● Problem details
Quote the entries word for word. Omit the pictures.

● Material for the task
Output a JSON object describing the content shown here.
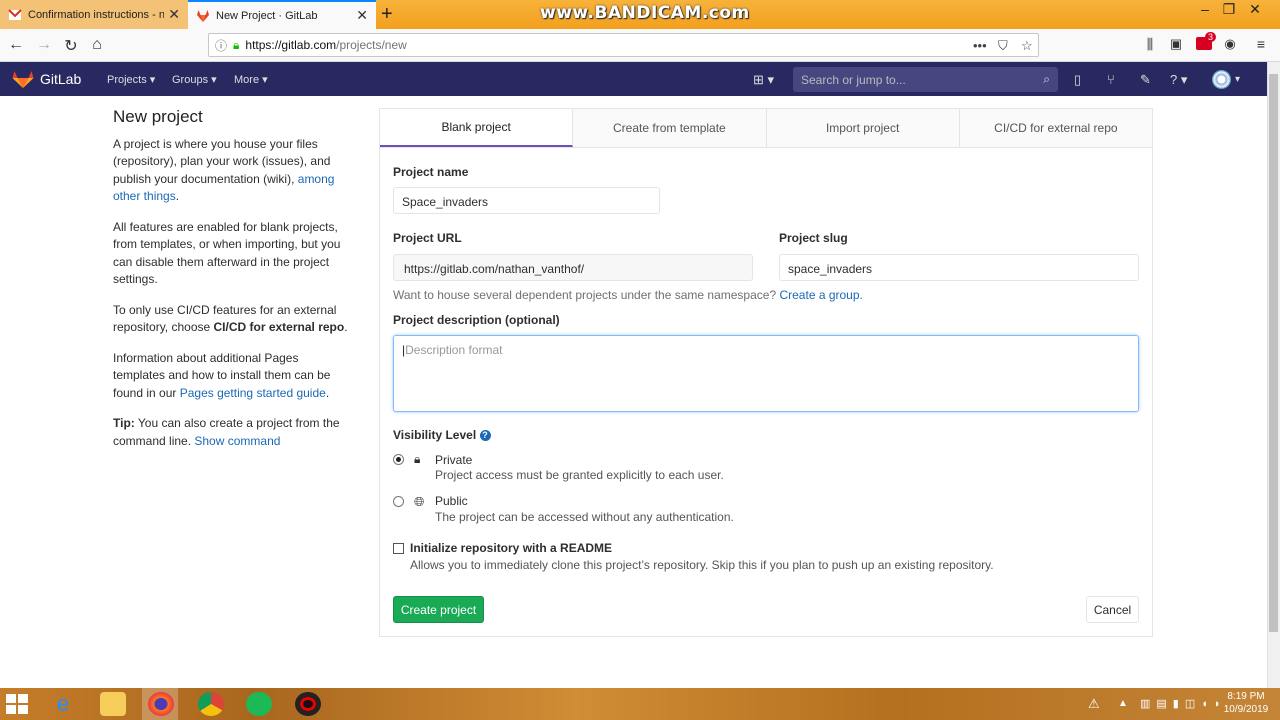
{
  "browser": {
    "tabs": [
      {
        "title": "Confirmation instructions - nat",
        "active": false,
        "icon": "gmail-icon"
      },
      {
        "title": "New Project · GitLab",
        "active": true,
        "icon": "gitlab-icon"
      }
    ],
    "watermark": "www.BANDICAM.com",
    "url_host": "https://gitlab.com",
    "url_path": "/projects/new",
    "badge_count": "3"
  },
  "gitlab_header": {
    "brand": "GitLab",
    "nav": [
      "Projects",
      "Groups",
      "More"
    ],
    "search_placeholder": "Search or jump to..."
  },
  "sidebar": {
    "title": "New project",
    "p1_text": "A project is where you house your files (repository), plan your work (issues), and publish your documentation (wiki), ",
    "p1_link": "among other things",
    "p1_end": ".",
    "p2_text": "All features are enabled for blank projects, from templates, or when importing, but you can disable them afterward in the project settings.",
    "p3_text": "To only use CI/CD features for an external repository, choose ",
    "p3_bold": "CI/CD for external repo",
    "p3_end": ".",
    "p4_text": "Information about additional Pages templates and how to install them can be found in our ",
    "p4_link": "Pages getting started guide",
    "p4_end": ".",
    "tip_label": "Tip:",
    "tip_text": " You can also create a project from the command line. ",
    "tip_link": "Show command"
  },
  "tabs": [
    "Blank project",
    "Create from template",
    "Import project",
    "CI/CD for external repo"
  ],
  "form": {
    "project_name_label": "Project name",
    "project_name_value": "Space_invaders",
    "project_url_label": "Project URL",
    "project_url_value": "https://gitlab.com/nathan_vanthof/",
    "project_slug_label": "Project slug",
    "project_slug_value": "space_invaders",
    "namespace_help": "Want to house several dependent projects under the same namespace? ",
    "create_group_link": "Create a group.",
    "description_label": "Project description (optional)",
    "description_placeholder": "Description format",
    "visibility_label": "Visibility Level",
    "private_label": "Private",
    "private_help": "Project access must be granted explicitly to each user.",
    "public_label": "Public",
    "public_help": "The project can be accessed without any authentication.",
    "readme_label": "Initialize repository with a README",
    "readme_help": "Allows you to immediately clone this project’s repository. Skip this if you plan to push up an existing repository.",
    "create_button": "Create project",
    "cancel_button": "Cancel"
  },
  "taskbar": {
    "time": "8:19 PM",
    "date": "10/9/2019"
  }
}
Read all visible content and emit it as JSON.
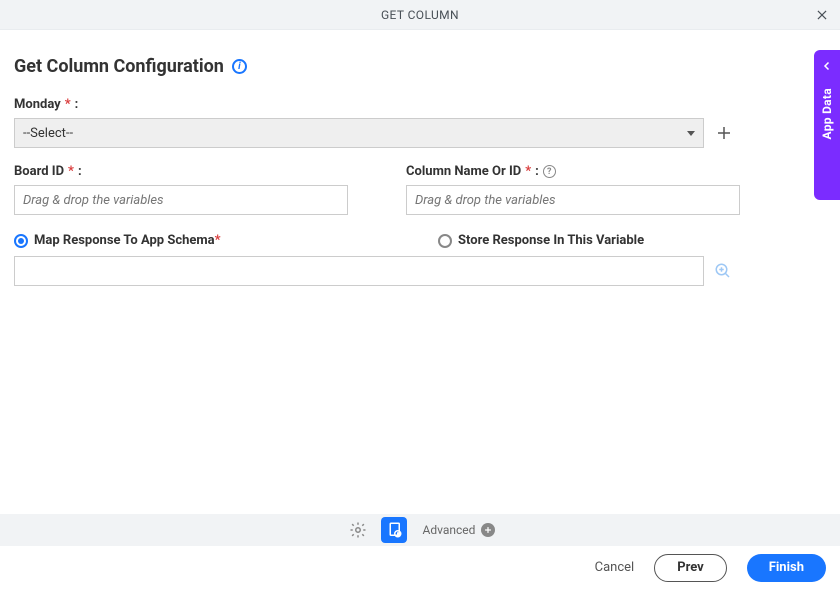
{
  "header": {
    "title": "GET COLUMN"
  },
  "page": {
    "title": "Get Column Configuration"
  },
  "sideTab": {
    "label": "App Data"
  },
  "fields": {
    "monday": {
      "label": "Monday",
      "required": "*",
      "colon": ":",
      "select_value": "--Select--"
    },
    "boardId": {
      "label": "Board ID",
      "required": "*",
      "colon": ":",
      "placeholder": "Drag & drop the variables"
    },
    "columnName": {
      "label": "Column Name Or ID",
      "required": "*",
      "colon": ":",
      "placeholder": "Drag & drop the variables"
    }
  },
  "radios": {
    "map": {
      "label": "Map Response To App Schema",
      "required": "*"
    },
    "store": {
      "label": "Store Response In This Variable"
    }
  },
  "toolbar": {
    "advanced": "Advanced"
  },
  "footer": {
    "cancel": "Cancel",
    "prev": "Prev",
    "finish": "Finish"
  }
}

● Result for this task
Output a JSON object describing the content shown here.
{
  "browser": {
    "tabs": [
      {
        "title": "Confirmation instructions - nat",
        "active": false,
        "icon": "gmail-icon"
      },
      {
        "title": "New Project · GitLab",
        "active": true,
        "icon": "gitlab-icon"
      }
    ],
    "watermark": "www.BANDICAM.com",
    "url_host": "https://gitlab.com",
    "url_path": "/projects/new",
    "badge_count": "3"
  },
  "gitlab_header": {
    "brand": "GitLab",
    "nav": [
      "Projects",
      "Groups",
      "More"
    ],
    "search_placeholder": "Search or jump to..."
  },
  "sidebar": {
    "title": "New project",
    "p1_text": "A project is where you house your files (repository), plan your work (issues), and publish your documentation (wiki), ",
    "p1_link": "among other things",
    "p1_end": ".",
    "p2_text": "All features are enabled for blank projects, from templates, or when importing, but you can disable them afterward in the project settings.",
    "p3_text": "To only use CI/CD features for an external repository, choose ",
    "p3_bold": "CI/CD for external repo",
    "p3_end": ".",
    "p4_text": "Information about additional Pages templates and how to install them can be found in our ",
    "p4_link": "Pages getting started guide",
    "p4_end": ".",
    "tip_label": "Tip:",
    "tip_text": " You can also create a project from the command line. ",
    "tip_link": "Show command"
  },
  "tabs": [
    "Blank project",
    "Create from template",
    "Import project",
    "CI/CD for external repo"
  ],
  "form": {
    "project_name_label": "Project name",
    "project_name_value": "Space_invaders",
    "project_url_label": "Project URL",
    "project_url_value": "https://gitlab.com/nathan_vanthof/",
    "project_slug_label": "Project slug",
    "project_slug_value": "space_invaders",
    "namespace_help": "Want to house several dependent projects under the same namespace? ",
    "create_group_link": "Create a group.",
    "description_label": "Project description (optional)",
    "description_placeholder": "Description format",
    "visibility_label": "Visibility Level",
    "private_label": "Private",
    "private_help": "Project access must be granted explicitly to each user.",
    "public_label": "Public",
    "public_help": "The project can be accessed without any authentication.",
    "readme_label": "Initialize repository with a README",
    "readme_help": "Allows you to immediately clone this project’s repository. Skip this if you plan to push up an existing repository.",
    "create_button": "Create project",
    "cancel_button": "Cancel"
  },
  "taskbar": {
    "time": "8:19 PM",
    "date": "10/9/2019"
  }
}
Read all visible content and emit it as JSON.
{
  "header": {
    "title": "GET COLUMN"
  },
  "page": {
    "title": "Get Column Configuration"
  },
  "sideTab": {
    "label": "App Data"
  },
  "fields": {
    "monday": {
      "label": "Monday",
      "required": "*",
      "colon": ":",
      "select_value": "--Select--"
    },
    "boardId": {
      "label": "Board ID",
      "required": "*",
      "colon": ":",
      "placeholder": "Drag & drop the variables"
    },
    "columnName": {
      "label": "Column Name Or ID",
      "required": "*",
      "colon": ":",
      "placeholder": "Drag & drop the variables"
    }
  },
  "radios": {
    "map": {
      "label": "Map Response To App Schema",
      "required": "*"
    },
    "store": {
      "label": "Store Response In This Variable"
    }
  },
  "toolbar": {
    "advanced": "Advanced"
  },
  "footer": {
    "cancel": "Cancel",
    "prev": "Prev",
    "finish": "Finish"
  }
}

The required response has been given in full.